Listed entries —
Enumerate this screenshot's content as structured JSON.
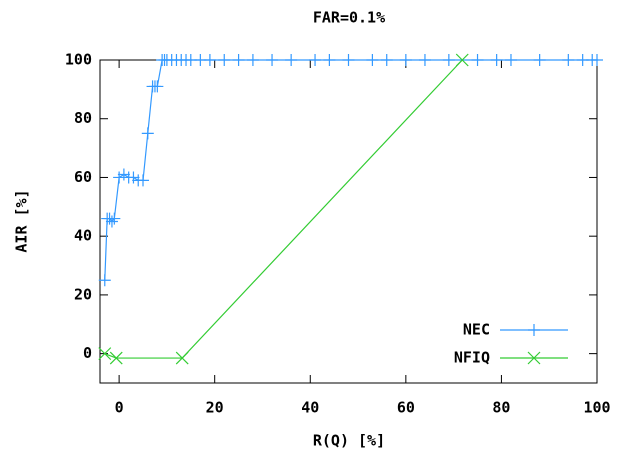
{
  "chart_data": {
    "type": "line",
    "title": "FAR=0.1%",
    "x_label": "R(Q) [%]",
    "y_label": "AIR [%]",
    "xlim": [
      -4,
      100
    ],
    "ylim": [
      -10,
      100
    ],
    "xticks": [
      0,
      20,
      40,
      60,
      80,
      100
    ],
    "yticks": [
      0,
      20,
      40,
      60,
      80,
      100
    ],
    "legend": "bottom right",
    "series": [
      {
        "name": "NEC",
        "color": "#3399ff",
        "marker": "plus",
        "x": [
          -3,
          -2.5,
          -2,
          -1.5,
          -1,
          0,
          1,
          2,
          3,
          4,
          5,
          6,
          7,
          7.5,
          8,
          9,
          9.5,
          10,
          11,
          12,
          13,
          14,
          15,
          17,
          19,
          22,
          25,
          28,
          32,
          36,
          41,
          44,
          48,
          53,
          56,
          60,
          64,
          69,
          75,
          79,
          82,
          88,
          94,
          97,
          99,
          100
        ],
        "values": [
          25,
          46,
          46,
          45,
          46,
          60,
          61,
          60,
          60,
          59,
          59,
          75,
          91,
          91,
          91,
          100,
          100,
          100,
          100,
          100,
          100,
          100,
          100,
          100,
          100,
          100,
          100,
          100,
          100,
          100,
          100,
          100,
          100,
          100,
          100,
          100,
          100,
          100,
          100,
          100,
          100,
          100,
          100,
          100,
          100,
          100
        ]
      },
      {
        "name": "NFIQ",
        "color": "#33cc33",
        "marker": "cross",
        "x": [
          -3,
          -0.6,
          13.2,
          71.8
        ],
        "values": [
          0,
          -1.5,
          -1.5,
          100
        ]
      }
    ]
  }
}
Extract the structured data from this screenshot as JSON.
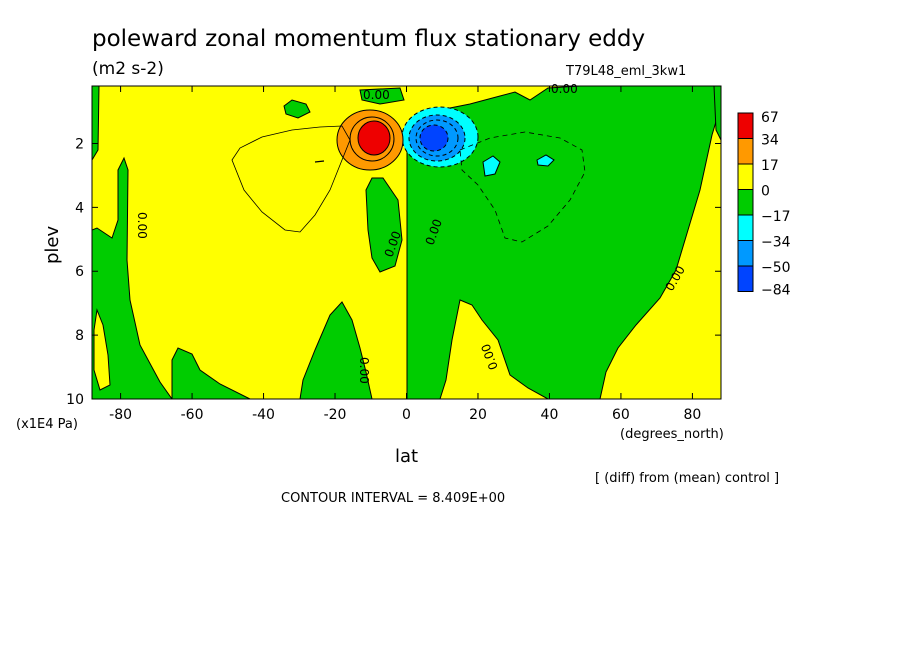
{
  "chart_data": {
    "type": "heatmap",
    "title": "poleward zonal momentum flux stationary eddy",
    "units": "(m2 s-2)",
    "experiment": "T79L48_eml_3kw1",
    "xlabel": "lat",
    "xunits": "(degrees_north)",
    "ylabel": "plev",
    "yunits": "(x1E4 Pa)",
    "xlim": [
      -88,
      88
    ],
    "ylim": [
      10,
      0.2
    ],
    "x_ticks": [
      -80,
      -60,
      -40,
      -20,
      0,
      20,
      40,
      60,
      80
    ],
    "y_ticks": [
      2,
      4,
      6,
      8,
      10
    ],
    "colorbar": {
      "levels": [
        "67",
        "34",
        "17",
        "0",
        "−17",
        "−34",
        "−50",
        "−84"
      ],
      "colors": [
        "#ee0000",
        "#ff9900",
        "#ffff00",
        "#00cc00",
        "#00ffff",
        "#0099ff",
        "#0044ff"
      ]
    },
    "contour_labels": [
      "0.00",
      "0.00",
      "0.00",
      "0.00",
      "0.00",
      "0.00",
      "0.00",
      "0.00",
      "0.00"
    ],
    "features": [
      {
        "kind": "max",
        "lat": -10,
        "plev": 1.8,
        "value": 67
      },
      {
        "kind": "min",
        "lat": 8,
        "plev": 1.8,
        "value": -84
      }
    ],
    "contour_interval_label": "CONTOUR INTERVAL = 8.409E+00",
    "diff_note": "[ (diff) from (mean) control ]"
  }
}
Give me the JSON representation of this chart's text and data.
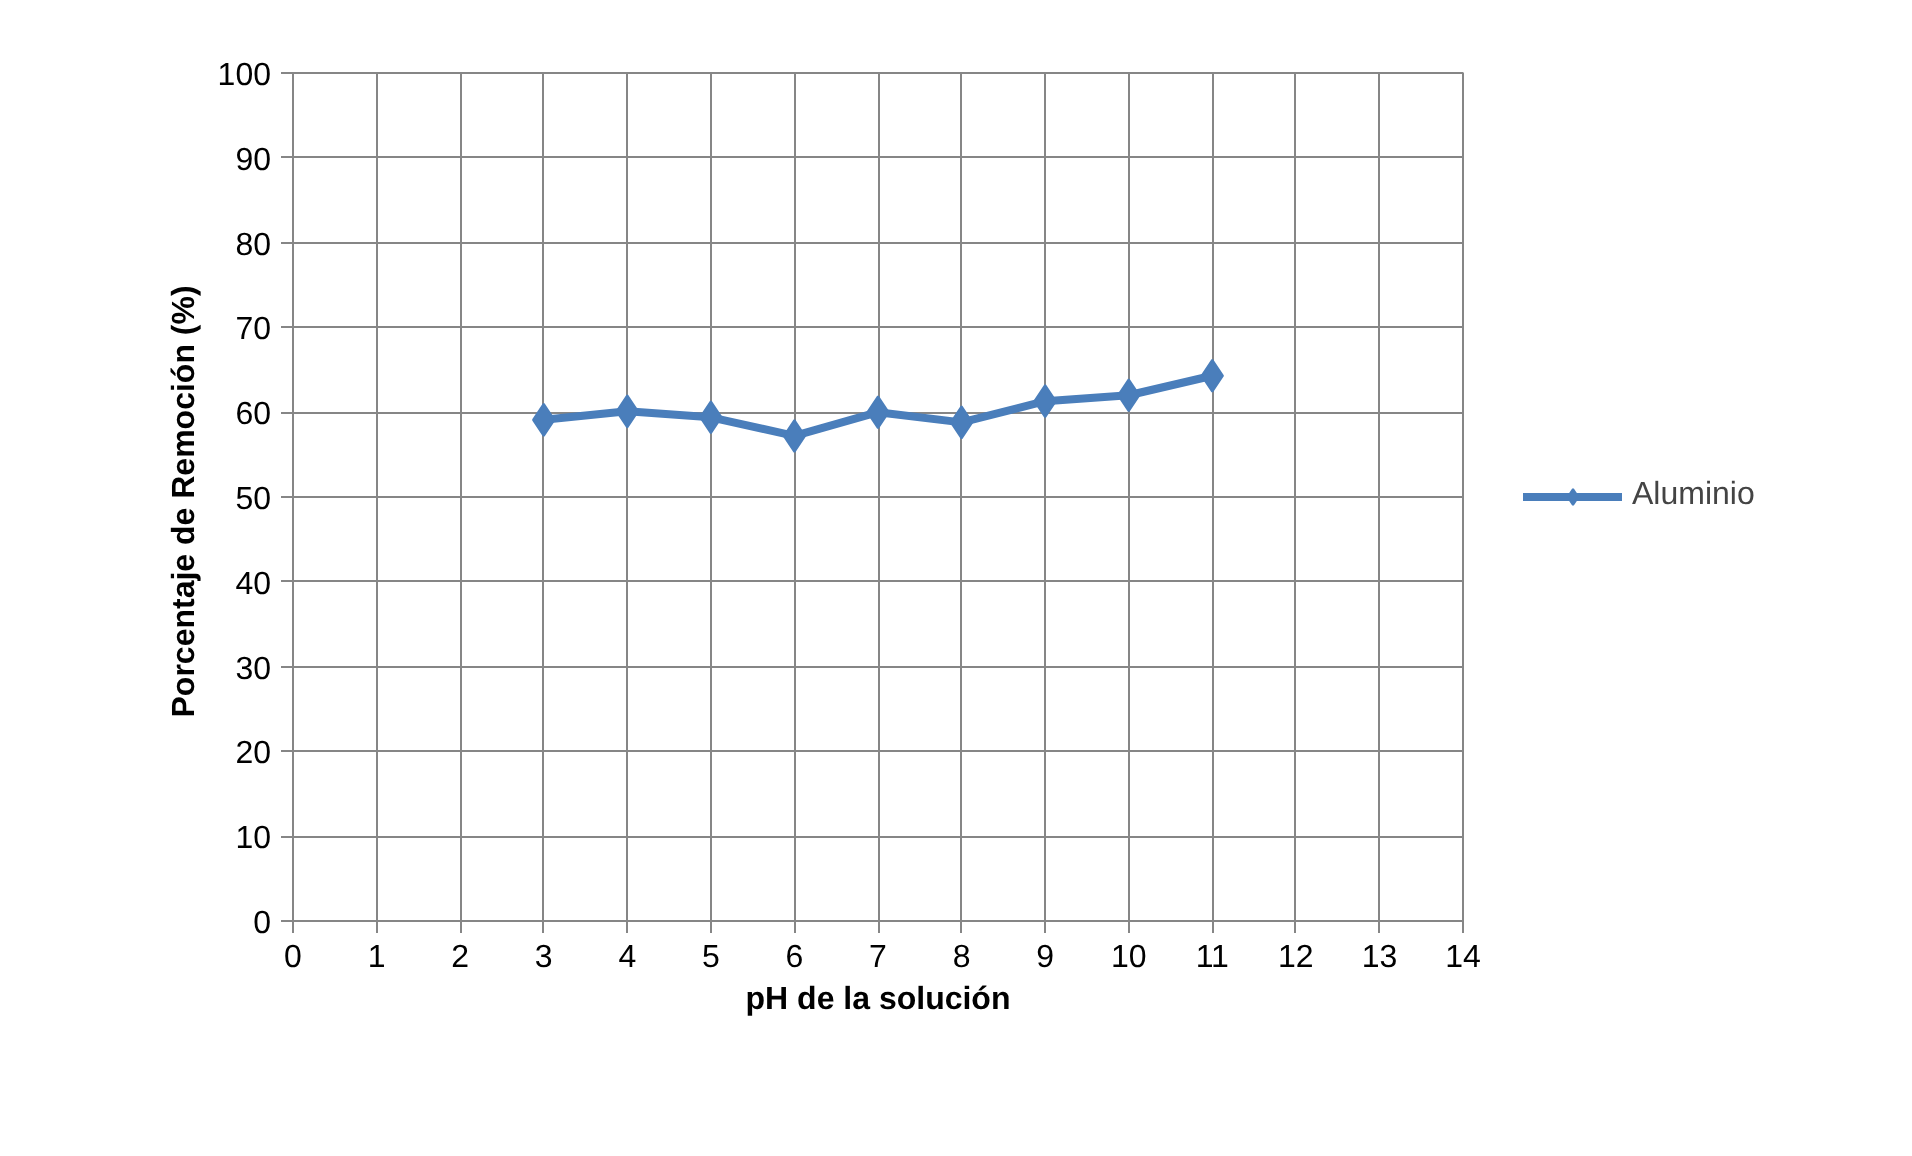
{
  "chart_data": {
    "type": "line",
    "xlabel": "pH de la solución",
    "ylabel": "Porcentaje  de Remoción (%)",
    "x": [
      3,
      4,
      5,
      6,
      7,
      8,
      9,
      10,
      11
    ],
    "series": [
      {
        "name": "Aluminio",
        "color": "#4a7ebb",
        "values": [
          59.1,
          60.1,
          59.4,
          57.2,
          60.0,
          58.8,
          61.3,
          62.0,
          64.3
        ]
      }
    ],
    "xlim": [
      0,
      14
    ],
    "xticks": [
      0,
      1,
      2,
      3,
      4,
      5,
      6,
      7,
      8,
      9,
      10,
      11,
      12,
      13,
      14
    ],
    "ylim": [
      0,
      100
    ],
    "yticks": [
      0,
      10,
      20,
      30,
      40,
      50,
      60,
      70,
      80,
      90,
      100
    ],
    "grid": true,
    "legend": "right",
    "marker": "diamond",
    "line_style": "solid"
  }
}
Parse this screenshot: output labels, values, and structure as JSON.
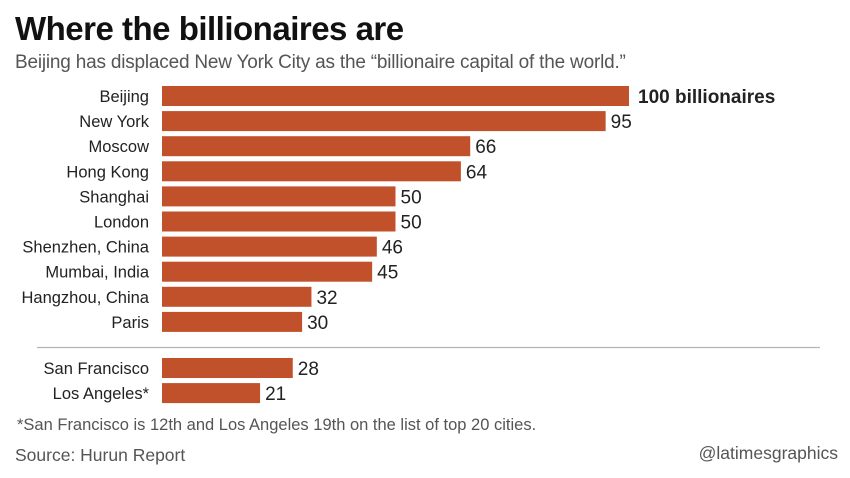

What you are asked to do — Select from the material above each line in which the string "screenshot" appears, and list those lines.

Response below —
Enumerate this screenshot's content as structured JSON.
Extract the structured data from this screenshot as JSON.
Parse this screenshot: output labels, values, and structure as JSON.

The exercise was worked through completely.